-- Start RECORDS SUPPLIED --

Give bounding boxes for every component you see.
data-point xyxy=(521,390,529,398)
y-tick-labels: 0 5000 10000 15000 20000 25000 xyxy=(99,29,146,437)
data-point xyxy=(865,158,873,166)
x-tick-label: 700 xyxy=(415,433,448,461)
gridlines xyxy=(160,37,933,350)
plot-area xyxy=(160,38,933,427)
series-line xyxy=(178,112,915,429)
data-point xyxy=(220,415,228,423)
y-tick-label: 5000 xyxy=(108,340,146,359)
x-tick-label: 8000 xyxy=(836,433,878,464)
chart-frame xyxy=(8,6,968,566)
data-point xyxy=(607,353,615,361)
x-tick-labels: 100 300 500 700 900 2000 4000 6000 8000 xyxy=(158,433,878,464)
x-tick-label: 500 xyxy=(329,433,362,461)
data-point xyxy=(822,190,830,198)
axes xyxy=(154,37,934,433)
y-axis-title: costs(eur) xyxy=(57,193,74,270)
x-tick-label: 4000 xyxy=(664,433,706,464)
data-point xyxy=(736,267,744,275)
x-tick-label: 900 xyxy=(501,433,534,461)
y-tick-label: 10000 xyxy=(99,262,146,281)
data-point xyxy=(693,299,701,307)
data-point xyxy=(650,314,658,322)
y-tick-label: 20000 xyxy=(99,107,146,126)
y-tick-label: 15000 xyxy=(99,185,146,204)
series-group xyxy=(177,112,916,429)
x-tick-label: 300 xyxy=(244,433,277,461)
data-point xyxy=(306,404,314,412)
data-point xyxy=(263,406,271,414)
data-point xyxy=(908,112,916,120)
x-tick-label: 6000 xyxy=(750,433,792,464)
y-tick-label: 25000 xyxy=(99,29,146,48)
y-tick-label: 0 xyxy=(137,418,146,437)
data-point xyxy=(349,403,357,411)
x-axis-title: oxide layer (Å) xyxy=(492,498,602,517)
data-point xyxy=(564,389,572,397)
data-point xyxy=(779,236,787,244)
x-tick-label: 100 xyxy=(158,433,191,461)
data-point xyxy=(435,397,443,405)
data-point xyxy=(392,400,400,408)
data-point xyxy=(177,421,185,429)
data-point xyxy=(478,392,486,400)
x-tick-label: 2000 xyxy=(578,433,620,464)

-- End RECORDS SUPPLIED --

• **EXERCISE PROMPT**:
Turn every line of the records above into a numbered list, leaving out any blank lines.

• **SOLUTION TO THE PROBLEM**:
1. Give bounding boxes for every component you see.
2. data-point xyxy=(521,390,529,398)
3. y-tick-labels: 0 5000 10000 15000 20000 25000 xyxy=(99,29,146,437)
4. data-point xyxy=(865,158,873,166)
5. x-tick-label: 700 xyxy=(415,433,448,461)
6. gridlines xyxy=(160,37,933,350)
7. plot-area xyxy=(160,38,933,427)
8. series-line xyxy=(178,112,915,429)
9. data-point xyxy=(220,415,228,423)
10. y-tick-label: 5000 xyxy=(108,340,146,359)
11. x-tick-label: 8000 xyxy=(836,433,878,464)
12. chart-frame xyxy=(8,6,968,566)
13. data-point xyxy=(607,353,615,361)
14. x-tick-labels: 100 300 500 700 900 2000 4000 6000 8000 xyxy=(158,433,878,464)
15. x-tick-label: 500 xyxy=(329,433,362,461)
16. data-point xyxy=(822,190,830,198)
17. axes xyxy=(154,37,934,433)
18. y-axis-title: costs(eur) xyxy=(57,193,74,270)
19. x-tick-label: 4000 xyxy=(664,433,706,464)
20. data-point xyxy=(736,267,744,275)
21. x-tick-label: 900 xyxy=(501,433,534,461)
22. y-tick-label: 10000 xyxy=(99,262,146,281)
23. data-point xyxy=(693,299,701,307)
24. data-point xyxy=(650,314,658,322)
25. y-tick-label: 20000 xyxy=(99,107,146,126)
26. y-tick-label: 15000 xyxy=(99,185,146,204)
27. series-group xyxy=(177,112,916,429)
28. x-tick-label: 300 xyxy=(244,433,277,461)
29. data-point xyxy=(306,404,314,412)
30. data-point xyxy=(263,406,271,414)
31. data-point xyxy=(908,112,916,120)
32. x-tick-label: 6000 xyxy=(750,433,792,464)
33. y-tick-label: 25000 xyxy=(99,29,146,48)
34. y-tick-label: 0 xyxy=(137,418,146,437)
35. data-point xyxy=(349,403,357,411)
36. x-axis-title: oxide layer (Å) xyxy=(492,498,602,517)
37. data-point xyxy=(564,389,572,397)
38. data-point xyxy=(779,236,787,244)
39. x-tick-label: 100 xyxy=(158,433,191,461)
40. data-point xyxy=(435,397,443,405)
41. data-point xyxy=(392,400,400,408)
42. data-point xyxy=(177,421,185,429)
43. data-point xyxy=(478,392,486,400)
44. x-tick-label: 2000 xyxy=(578,433,620,464)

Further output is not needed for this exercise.